# TO BE DONE
All records are to be retyped faithfully and completely.

# TASK MATERIAL
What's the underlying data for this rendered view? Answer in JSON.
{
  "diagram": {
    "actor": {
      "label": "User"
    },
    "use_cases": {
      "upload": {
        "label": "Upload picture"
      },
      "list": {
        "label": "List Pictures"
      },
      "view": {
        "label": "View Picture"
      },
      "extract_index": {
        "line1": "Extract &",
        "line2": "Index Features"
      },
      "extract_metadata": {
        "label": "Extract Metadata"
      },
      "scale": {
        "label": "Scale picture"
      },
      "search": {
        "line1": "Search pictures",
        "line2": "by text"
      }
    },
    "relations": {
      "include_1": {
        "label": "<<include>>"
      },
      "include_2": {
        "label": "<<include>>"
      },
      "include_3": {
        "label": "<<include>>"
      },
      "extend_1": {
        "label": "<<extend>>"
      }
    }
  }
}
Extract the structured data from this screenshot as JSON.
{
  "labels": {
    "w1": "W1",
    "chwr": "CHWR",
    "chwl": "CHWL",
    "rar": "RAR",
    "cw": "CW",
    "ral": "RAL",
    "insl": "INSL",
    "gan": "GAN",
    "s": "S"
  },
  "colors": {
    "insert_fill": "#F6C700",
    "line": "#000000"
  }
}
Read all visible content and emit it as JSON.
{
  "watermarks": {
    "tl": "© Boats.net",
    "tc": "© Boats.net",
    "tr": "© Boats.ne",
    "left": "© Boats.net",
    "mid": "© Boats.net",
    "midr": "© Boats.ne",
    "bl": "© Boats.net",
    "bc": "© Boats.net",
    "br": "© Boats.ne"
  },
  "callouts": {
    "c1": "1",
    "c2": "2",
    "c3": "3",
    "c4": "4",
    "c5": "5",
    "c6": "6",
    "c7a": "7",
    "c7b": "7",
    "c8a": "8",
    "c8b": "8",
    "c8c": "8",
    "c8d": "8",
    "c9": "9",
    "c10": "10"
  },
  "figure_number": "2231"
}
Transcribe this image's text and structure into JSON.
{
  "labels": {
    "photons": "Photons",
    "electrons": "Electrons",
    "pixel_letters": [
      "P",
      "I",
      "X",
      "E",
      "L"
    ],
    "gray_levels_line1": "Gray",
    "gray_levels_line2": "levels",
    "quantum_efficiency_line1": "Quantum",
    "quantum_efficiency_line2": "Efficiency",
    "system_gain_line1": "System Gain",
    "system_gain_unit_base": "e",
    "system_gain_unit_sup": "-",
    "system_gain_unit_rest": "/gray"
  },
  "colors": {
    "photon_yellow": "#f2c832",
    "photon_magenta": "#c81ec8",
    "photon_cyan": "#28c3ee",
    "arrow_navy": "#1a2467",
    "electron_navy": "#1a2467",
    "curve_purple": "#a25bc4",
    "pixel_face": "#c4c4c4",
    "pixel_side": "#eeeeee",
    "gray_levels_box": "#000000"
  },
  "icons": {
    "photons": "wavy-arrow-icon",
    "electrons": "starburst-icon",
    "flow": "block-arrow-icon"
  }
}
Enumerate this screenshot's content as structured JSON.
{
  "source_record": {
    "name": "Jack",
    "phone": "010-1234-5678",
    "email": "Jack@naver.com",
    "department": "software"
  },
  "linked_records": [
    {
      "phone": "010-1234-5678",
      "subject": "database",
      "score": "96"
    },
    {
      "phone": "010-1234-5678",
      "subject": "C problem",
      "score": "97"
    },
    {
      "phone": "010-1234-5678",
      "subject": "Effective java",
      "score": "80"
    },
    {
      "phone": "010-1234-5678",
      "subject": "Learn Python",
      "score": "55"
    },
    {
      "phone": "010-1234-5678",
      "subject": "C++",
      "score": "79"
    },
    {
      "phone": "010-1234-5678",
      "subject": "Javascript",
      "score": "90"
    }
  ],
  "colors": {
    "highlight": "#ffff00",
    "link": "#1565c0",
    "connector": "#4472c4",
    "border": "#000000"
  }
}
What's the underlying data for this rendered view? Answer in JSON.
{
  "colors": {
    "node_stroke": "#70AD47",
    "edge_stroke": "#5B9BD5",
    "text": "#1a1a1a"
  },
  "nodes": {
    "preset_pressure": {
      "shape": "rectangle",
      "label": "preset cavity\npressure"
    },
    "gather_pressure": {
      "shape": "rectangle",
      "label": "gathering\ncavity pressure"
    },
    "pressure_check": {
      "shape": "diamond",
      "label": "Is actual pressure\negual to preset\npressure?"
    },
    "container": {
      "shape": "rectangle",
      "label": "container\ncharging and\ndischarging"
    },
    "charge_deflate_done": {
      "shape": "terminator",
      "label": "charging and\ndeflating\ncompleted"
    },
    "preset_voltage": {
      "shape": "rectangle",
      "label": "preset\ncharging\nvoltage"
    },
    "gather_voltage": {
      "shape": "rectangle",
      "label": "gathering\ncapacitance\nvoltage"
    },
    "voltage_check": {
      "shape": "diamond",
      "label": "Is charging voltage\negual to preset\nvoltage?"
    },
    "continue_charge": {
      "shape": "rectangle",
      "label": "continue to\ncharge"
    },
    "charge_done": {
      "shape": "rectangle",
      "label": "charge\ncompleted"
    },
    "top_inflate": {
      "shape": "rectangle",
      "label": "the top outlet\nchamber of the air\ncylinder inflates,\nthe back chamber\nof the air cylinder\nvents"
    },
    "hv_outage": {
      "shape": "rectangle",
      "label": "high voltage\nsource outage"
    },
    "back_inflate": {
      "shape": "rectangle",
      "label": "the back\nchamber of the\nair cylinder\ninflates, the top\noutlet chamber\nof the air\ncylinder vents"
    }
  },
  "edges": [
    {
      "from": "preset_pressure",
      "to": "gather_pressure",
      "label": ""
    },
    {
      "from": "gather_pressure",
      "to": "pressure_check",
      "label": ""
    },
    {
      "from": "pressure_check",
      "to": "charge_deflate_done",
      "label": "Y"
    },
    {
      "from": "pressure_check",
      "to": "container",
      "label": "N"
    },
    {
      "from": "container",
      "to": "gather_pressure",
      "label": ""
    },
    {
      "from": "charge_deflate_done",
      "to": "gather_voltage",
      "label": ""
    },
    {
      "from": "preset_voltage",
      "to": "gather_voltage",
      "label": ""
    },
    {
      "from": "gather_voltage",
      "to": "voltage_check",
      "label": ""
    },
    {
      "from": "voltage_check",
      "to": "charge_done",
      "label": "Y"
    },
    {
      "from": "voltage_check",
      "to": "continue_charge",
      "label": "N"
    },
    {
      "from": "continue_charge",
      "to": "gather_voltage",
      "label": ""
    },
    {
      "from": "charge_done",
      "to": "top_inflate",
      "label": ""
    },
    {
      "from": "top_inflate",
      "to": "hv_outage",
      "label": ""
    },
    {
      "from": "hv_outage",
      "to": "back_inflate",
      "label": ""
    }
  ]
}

# RESPONSE TO THE TASK
What's the underlying data for this rendered view? Answer in JSON.
{
  "diagram": {
    "actor": {
      "label": "User"
    },
    "use_cases": {
      "upload": {
        "label": "Upload picture"
      },
      "list": {
        "label": "List Pictures"
      },
      "view": {
        "label": "View Picture"
      },
      "extract_index": {
        "line1": "Extract &",
        "line2": "Index Features"
      },
      "extract_metadata": {
        "label": "Extract Metadata"
      },
      "scale": {
        "label": "Scale picture"
      },
      "search": {
        "line1": "Search pictures",
        "line2": "by text"
      }
    },
    "relations": {
      "include_1": {
        "label": "<<include>>"
      },
      "include_2": {
        "label": "<<include>>"
      },
      "include_3": {
        "label": "<<include>>"
      },
      "extend_1": {
        "label": "<<extend>>"
      }
    }
  }
}
Extract the structured data from this screenshot as JSON.
{
  "labels": {
    "w1": "W1",
    "chwr": "CHWR",
    "chwl": "CHWL",
    "rar": "RAR",
    "cw": "CW",
    "ral": "RAL",
    "insl": "INSL",
    "gan": "GAN",
    "s": "S"
  },
  "colors": {
    "insert_fill": "#F6C700",
    "line": "#000000"
  }
}
Read all visible content and emit it as JSON.
{
  "watermarks": {
    "tl": "© Boats.net",
    "tc": "© Boats.net",
    "tr": "© Boats.ne",
    "left": "© Boats.net",
    "mid": "© Boats.net",
    "midr": "© Boats.ne",
    "bl": "© Boats.net",
    "bc": "© Boats.net",
    "br": "© Boats.ne"
  },
  "callouts": {
    "c1": "1",
    "c2": "2",
    "c3": "3",
    "c4": "4",
    "c5": "5",
    "c6": "6",
    "c7a": "7",
    "c7b": "7",
    "c8a": "8",
    "c8b": "8",
    "c8c": "8",
    "c8d": "8",
    "c9": "9",
    "c10": "10"
  },
  "figure_number": "2231"
}
Transcribe this image's text and structure into JSON.
{
  "labels": {
    "photons": "Photons",
    "electrons": "Electrons",
    "pixel_letters": [
      "P",
      "I",
      "X",
      "E",
      "L"
    ],
    "gray_levels_line1": "Gray",
    "gray_levels_line2": "levels",
    "quantum_efficiency_line1": "Quantum",
    "quantum_efficiency_line2": "Efficiency",
    "system_gain_line1": "System Gain",
    "system_gain_unit_base": "e",
    "system_gain_unit_sup": "-",
    "system_gain_unit_rest": "/gray"
  },
  "colors": {
    "photon_yellow": "#f2c832",
    "photon_magenta": "#c81ec8",
    "photon_cyan": "#28c3ee",
    "arrow_navy": "#1a2467",
    "electron_navy": "#1a2467",
    "curve_purple": "#a25bc4",
    "pixel_face": "#c4c4c4",
    "pixel_side": "#eeeeee",
    "gray_levels_box": "#000000"
  },
  "icons": {
    "photons": "wavy-arrow-icon",
    "electrons": "starburst-icon",
    "flow": "block-arrow-icon"
  }
}
Enumerate this screenshot's content as structured JSON.
{
  "source_record": {
    "name": "Jack",
    "phone": "010-1234-5678",
    "email": "Jack@naver.com",
    "department": "software"
  },
  "linked_records": [
    {
      "phone": "010-1234-5678",
      "subject": "database",
      "score": "96"
    },
    {
      "phone": "010-1234-5678",
      "subject": "C problem",
      "score": "97"
    },
    {
      "phone": "010-1234-5678",
      "subject": "Effective java",
      "score": "80"
    },
    {
      "phone": "010-1234-5678",
      "subject": "Learn Python",
      "score": "55"
    },
    {
      "phone": "010-1234-5678",
      "subject": "C++",
      "score": "79"
    },
    {
      "phone": "010-1234-5678",
      "subject": "Javascript",
      "score": "90"
    }
  ],
  "colors": {
    "highlight": "#ffff00",
    "link": "#1565c0",
    "connector": "#4472c4",
    "border": "#000000"
  }
}
What's the underlying data for this rendered view? Answer in JSON.
{
  "colors": {
    "node_stroke": "#70AD47",
    "edge_stroke": "#5B9BD5",
    "text": "#1a1a1a"
  },
  "nodes": {
    "preset_pressure": {
      "shape": "rectangle",
      "label": "preset cavity\npressure"
    },
    "gather_pressure": {
      "shape": "rectangle",
      "label": "gathering\ncavity pressure"
    },
    "pressure_check": {
      "shape": "diamond",
      "label": "Is actual pressure\negual to preset\npressure?"
    },
    "container": {
      "shape": "rectangle",
      "label": "container\ncharging and\ndischarging"
    },
    "charge_deflate_done": {
      "shape": "terminator",
      "label": "charging and\ndeflating\ncompleted"
    },
    "preset_voltage": {
      "shape": "rectangle",
      "label": "preset\ncharging\nvoltage"
    },
    "gather_voltage": {
      "shape": "rectangle",
      "label": "gathering\ncapacitance\nvoltage"
    },
    "voltage_check": {
      "shape": "diamond",
      "label": "Is charging voltage\negual to preset\nvoltage?"
    },
    "continue_charge": {
      "shape": "rectangle",
      "label": "continue to\ncharge"
    },
    "charge_done": {
      "shape": "rectangle",
      "label": "charge\ncompleted"
    },
    "top_inflate": {
      "shape": "rectangle",
      "label": "the top outlet\nchamber of the air\ncylinder inflates,\nthe back chamber\nof the air cylinder\nvents"
    },
    "hv_outage": {
      "shape": "rectangle",
      "label": "high voltage\nsource outage"
    },
    "back_inflate": {
      "shape": "rectangle",
      "label": "the back\nchamber of the\nair cylinder\ninflates, the top\noutlet chamber\nof the air\ncylinder vents"
    }
  },
  "edges": [
    {
      "from": "preset_pressure",
      "to": "gather_pressure",
      "label": ""
    },
    {
      "from": "gather_pressure",
      "to": "pressure_check",
      "label": ""
    },
    {
      "from": "pressure_check",
      "to": "charge_deflate_done",
      "label": "Y"
    },
    {
      "from": "pressure_check",
      "to": "container",
      "label": "N"
    },
    {
      "from": "container",
      "to": "gather_pressure",
      "label": ""
    },
    {
      "from": "charge_deflate_done",
      "to": "gather_voltage",
      "label": ""
    },
    {
      "from": "preset_voltage",
      "to": "gather_voltage",
      "label": ""
    },
    {
      "from": "gather_voltage",
      "to": "voltage_check",
      "label": ""
    },
    {
      "from": "voltage_check",
      "to": "charge_done",
      "label": "Y"
    },
    {
      "from": "voltage_check",
      "to": "continue_charge",
      "label": "N"
    },
    {
      "from": "continue_charge",
      "to": "gather_voltage",
      "label": ""
    },
    {
      "from": "charge_done",
      "to": "top_inflate",
      "label": ""
    },
    {
      "from": "top_inflate",
      "to": "hv_outage",
      "label": ""
    },
    {
      "from": "hv_outage",
      "to": "back_inflate",
      "label": ""
    }
  ]
}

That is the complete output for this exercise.